Exercise prompt: Take each line that has the word "this" and return it.

Dataset excerpts:
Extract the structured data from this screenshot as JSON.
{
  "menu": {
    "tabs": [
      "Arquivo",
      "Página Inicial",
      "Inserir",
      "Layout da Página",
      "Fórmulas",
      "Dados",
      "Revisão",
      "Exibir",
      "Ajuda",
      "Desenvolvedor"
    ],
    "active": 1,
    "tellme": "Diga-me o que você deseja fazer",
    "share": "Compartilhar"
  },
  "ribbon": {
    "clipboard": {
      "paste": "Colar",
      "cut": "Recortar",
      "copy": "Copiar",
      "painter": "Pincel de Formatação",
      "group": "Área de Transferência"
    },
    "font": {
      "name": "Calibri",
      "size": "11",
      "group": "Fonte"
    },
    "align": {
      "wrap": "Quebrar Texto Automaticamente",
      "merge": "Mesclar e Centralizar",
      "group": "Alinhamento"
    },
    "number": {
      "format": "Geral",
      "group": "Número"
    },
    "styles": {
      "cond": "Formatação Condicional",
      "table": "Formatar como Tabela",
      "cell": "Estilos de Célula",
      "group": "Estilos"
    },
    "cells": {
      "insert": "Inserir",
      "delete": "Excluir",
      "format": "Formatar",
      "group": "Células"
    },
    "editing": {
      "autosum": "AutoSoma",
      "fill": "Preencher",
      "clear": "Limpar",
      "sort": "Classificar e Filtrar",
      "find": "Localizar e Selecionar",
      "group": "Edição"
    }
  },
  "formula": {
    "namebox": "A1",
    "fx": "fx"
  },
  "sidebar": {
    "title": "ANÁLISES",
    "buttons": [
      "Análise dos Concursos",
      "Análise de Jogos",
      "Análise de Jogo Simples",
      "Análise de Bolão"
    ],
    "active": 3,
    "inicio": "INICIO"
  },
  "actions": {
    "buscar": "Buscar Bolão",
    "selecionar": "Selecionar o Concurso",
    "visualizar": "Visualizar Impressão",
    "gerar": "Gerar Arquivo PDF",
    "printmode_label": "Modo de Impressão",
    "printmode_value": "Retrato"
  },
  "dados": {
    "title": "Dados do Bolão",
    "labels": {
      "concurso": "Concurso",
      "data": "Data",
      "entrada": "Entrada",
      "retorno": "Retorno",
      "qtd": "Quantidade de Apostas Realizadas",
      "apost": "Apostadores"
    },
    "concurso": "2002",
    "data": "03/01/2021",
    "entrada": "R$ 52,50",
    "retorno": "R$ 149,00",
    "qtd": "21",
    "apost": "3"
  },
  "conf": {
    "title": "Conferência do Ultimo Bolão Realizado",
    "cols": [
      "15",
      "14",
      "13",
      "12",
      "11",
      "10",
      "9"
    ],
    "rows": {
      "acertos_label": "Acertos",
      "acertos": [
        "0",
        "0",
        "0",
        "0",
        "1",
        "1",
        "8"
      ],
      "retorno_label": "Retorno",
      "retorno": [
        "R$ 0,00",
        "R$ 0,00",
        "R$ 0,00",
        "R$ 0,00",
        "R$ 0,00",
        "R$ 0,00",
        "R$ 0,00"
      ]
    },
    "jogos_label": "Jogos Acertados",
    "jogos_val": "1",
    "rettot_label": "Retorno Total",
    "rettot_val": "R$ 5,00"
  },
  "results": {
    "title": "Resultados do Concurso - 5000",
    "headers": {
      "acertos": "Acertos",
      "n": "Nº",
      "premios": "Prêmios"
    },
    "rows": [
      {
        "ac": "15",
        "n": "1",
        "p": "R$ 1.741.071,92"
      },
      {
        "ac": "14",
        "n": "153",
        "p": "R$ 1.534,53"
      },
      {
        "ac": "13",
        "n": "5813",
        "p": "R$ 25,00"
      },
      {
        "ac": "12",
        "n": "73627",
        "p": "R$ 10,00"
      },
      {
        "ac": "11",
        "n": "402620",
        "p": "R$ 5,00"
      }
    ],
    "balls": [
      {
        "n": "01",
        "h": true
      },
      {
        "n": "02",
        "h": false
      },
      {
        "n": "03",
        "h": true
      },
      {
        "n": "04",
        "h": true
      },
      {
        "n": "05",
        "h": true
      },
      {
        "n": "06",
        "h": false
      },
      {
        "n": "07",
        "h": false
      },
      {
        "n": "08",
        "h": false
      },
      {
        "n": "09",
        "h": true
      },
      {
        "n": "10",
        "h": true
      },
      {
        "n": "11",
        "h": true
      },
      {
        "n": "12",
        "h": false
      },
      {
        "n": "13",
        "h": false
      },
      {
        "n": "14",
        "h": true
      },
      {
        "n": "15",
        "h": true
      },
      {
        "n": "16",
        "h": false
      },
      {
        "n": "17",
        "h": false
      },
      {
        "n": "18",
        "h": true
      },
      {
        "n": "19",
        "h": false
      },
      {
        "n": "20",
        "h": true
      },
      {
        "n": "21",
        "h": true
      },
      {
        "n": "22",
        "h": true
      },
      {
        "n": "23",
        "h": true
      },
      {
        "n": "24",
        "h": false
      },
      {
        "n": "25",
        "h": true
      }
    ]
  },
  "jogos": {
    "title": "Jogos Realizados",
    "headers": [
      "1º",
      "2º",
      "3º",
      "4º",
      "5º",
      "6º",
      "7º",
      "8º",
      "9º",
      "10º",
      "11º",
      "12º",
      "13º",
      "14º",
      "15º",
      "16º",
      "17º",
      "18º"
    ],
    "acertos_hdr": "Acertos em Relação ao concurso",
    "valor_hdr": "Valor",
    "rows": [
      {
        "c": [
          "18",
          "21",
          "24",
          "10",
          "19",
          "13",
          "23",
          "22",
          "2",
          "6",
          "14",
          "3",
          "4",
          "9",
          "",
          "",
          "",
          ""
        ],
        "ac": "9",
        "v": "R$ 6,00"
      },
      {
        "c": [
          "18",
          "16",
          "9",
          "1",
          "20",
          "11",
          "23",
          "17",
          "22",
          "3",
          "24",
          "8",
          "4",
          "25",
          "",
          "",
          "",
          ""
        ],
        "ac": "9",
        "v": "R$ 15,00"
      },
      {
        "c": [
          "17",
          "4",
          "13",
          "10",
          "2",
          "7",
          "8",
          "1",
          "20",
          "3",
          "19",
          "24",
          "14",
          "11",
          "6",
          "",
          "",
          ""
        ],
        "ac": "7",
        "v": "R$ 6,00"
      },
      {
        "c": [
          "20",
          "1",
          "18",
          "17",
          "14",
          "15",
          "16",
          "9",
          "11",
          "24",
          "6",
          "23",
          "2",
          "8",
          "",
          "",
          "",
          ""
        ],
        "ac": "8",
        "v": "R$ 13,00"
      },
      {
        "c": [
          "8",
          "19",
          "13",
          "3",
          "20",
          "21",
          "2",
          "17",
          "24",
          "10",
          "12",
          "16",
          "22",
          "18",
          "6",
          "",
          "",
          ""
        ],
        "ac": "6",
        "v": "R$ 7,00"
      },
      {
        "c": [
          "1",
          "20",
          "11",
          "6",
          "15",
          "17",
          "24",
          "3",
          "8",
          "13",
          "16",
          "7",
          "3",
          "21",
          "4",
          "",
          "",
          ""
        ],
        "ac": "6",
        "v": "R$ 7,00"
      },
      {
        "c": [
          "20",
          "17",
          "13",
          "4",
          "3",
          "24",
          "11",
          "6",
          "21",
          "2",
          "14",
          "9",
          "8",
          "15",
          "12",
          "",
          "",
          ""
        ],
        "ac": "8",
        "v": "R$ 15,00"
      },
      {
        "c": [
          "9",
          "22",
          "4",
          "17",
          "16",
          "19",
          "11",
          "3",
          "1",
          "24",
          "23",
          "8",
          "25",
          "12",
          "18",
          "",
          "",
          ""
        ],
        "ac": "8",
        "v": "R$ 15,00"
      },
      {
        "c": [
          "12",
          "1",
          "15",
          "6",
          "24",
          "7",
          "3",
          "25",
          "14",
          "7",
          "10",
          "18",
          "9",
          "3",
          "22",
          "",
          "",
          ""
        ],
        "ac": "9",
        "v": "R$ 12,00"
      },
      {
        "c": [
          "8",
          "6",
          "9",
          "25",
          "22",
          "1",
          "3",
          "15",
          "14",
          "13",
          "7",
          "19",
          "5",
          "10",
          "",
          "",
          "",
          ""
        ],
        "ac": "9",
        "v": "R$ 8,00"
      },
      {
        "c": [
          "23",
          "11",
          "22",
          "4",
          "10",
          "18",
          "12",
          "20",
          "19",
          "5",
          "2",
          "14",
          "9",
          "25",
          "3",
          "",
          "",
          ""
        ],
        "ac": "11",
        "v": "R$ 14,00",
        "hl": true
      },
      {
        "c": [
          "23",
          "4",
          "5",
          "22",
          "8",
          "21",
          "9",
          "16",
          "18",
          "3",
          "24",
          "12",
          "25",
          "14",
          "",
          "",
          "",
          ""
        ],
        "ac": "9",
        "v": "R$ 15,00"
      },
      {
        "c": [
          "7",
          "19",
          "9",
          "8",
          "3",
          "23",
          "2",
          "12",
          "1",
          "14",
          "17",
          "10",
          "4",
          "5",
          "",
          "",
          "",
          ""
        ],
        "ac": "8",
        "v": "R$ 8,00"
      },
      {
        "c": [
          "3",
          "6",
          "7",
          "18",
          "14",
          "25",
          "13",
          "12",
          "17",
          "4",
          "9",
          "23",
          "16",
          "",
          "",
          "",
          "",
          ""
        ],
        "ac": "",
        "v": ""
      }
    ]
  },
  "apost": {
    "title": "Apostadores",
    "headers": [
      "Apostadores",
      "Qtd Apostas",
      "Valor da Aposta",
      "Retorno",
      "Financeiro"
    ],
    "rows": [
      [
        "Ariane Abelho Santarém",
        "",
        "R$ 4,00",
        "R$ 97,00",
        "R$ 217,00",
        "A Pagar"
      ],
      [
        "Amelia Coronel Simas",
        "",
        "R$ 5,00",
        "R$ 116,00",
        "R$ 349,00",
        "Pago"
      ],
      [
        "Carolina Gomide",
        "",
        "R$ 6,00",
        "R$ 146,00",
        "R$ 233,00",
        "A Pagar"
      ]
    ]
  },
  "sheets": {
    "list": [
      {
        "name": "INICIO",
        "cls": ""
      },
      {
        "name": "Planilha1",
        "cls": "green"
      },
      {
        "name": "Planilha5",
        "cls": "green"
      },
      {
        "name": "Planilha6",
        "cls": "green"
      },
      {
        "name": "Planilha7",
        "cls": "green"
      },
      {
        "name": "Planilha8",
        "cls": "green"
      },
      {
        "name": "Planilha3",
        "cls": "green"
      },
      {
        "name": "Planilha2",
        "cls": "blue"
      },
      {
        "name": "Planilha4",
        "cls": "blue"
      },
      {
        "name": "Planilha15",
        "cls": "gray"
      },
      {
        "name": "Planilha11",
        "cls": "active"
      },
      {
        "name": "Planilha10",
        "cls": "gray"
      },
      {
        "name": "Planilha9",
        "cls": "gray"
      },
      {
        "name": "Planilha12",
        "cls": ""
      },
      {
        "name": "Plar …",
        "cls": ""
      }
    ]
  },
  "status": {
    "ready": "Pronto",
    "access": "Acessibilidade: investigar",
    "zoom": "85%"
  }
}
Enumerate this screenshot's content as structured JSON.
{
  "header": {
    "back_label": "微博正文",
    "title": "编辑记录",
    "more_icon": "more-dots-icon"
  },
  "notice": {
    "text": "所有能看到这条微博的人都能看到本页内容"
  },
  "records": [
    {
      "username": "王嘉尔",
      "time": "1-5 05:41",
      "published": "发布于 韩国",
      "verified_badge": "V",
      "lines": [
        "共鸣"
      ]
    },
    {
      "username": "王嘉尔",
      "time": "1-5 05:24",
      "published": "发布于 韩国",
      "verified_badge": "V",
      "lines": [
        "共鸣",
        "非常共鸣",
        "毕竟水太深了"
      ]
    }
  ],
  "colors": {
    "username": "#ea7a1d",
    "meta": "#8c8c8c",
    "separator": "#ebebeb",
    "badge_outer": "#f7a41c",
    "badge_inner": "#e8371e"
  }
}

Task response:
Extract the structured data from this screenshot as JSON.
Enumerate this screenshot's content as structured JSON.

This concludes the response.